**Problem**: List all lines of the data containing the word "content".
------------------------------------
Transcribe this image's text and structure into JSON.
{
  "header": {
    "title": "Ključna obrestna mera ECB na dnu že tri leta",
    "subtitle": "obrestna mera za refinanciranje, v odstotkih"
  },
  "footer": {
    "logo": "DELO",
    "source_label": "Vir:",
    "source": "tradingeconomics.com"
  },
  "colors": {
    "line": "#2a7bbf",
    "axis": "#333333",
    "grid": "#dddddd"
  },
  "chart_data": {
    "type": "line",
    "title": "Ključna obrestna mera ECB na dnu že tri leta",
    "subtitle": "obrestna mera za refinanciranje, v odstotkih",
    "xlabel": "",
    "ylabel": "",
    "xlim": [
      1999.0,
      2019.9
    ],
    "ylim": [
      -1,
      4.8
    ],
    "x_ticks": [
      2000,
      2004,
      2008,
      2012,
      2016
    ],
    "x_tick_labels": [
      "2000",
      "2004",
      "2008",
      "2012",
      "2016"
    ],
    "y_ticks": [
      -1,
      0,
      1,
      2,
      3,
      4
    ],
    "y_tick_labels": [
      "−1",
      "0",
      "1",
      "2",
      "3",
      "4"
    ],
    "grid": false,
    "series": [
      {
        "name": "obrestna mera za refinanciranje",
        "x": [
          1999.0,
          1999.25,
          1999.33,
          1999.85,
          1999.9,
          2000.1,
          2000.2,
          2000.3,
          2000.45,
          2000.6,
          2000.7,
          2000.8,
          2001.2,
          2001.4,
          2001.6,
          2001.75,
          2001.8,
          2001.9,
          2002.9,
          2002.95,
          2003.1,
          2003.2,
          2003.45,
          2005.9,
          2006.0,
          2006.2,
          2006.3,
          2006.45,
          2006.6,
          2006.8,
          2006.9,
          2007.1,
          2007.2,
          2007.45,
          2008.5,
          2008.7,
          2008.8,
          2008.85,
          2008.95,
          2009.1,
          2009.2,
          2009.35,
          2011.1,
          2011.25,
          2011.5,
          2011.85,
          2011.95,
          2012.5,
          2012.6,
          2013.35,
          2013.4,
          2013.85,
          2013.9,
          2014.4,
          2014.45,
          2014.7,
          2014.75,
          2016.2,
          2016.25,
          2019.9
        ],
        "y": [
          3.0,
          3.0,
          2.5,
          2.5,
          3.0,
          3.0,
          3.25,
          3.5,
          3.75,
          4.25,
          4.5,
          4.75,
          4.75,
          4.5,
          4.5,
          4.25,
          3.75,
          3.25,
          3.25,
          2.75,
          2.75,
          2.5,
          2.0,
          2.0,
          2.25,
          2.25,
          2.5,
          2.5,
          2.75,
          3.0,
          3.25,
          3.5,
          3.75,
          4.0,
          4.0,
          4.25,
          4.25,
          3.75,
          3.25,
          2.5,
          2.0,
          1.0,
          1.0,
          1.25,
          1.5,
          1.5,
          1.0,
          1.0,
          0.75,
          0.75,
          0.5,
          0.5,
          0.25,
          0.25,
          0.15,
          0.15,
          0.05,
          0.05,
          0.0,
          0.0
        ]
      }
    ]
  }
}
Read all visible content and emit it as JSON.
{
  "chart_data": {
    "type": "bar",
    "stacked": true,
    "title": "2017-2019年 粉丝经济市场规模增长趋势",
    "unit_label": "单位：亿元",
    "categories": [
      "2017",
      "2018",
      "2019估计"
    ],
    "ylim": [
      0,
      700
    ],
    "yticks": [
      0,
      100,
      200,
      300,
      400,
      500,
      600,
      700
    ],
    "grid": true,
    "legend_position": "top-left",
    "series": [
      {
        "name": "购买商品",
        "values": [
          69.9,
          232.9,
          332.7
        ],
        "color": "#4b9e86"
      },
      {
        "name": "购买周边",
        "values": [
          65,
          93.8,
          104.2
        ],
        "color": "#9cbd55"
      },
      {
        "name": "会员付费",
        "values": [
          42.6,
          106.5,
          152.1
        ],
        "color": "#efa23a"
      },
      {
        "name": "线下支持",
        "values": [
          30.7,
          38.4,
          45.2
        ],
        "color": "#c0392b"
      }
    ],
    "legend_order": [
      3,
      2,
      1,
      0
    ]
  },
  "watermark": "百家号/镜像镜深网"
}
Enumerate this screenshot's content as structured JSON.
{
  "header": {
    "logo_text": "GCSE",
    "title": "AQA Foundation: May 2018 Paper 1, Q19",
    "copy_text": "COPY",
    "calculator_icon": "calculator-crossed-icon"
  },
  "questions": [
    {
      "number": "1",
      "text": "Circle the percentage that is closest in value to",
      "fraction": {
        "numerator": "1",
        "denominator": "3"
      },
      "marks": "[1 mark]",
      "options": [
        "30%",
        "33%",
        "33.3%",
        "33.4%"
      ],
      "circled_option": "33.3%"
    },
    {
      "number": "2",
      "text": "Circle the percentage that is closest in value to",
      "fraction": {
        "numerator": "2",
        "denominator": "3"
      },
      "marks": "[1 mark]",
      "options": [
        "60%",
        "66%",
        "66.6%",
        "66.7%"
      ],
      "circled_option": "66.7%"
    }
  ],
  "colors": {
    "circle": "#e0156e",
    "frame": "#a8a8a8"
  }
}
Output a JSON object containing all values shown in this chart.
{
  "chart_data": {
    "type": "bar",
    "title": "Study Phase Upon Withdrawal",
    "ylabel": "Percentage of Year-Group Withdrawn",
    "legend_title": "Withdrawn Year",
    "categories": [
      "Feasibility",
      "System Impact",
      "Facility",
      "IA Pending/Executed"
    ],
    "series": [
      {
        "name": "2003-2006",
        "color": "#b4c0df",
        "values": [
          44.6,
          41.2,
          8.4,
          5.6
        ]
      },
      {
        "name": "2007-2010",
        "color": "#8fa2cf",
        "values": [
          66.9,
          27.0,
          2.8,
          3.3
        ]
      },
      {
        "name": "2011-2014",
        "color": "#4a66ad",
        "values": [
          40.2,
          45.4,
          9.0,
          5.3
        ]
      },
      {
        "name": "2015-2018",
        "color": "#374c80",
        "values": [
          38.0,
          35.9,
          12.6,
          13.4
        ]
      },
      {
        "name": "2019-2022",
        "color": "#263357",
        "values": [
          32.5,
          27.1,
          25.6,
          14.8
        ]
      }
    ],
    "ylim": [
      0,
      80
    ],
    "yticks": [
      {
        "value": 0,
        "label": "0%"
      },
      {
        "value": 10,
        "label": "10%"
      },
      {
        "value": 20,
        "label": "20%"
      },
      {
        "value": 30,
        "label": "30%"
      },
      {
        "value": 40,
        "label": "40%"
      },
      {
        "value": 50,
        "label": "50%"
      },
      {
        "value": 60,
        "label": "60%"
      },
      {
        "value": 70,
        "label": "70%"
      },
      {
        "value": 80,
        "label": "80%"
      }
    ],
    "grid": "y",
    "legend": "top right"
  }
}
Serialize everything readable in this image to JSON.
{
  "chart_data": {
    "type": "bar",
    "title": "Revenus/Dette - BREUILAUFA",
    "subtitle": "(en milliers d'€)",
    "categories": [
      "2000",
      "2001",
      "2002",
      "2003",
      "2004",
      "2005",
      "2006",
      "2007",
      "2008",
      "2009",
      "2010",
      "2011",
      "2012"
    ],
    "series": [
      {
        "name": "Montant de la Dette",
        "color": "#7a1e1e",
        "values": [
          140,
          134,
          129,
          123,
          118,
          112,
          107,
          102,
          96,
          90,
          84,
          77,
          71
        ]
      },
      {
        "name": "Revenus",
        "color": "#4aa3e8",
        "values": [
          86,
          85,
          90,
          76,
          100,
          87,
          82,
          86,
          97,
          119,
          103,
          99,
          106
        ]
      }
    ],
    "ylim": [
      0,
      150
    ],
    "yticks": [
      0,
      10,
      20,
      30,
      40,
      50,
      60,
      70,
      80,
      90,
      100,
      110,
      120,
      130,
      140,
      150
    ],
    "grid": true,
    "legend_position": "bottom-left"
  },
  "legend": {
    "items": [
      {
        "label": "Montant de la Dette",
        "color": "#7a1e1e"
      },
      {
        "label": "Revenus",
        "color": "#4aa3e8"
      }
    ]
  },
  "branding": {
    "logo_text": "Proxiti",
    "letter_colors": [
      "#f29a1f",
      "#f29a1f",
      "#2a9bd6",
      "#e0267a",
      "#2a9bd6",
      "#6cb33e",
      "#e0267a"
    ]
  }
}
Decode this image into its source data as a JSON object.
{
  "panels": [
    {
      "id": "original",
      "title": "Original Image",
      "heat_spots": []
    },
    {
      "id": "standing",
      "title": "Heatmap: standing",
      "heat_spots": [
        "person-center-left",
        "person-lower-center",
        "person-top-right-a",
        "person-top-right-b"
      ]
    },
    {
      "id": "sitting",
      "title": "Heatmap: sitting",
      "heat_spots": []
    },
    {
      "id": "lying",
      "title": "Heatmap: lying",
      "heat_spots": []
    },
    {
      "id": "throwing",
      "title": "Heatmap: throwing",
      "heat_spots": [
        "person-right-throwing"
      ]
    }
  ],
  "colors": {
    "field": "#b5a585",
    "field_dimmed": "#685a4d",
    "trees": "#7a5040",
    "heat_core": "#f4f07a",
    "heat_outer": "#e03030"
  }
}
------------------------------------
**Response**:
Read all visible content and emit it as JSON.
Enumerate this screenshot's content as structured JSON.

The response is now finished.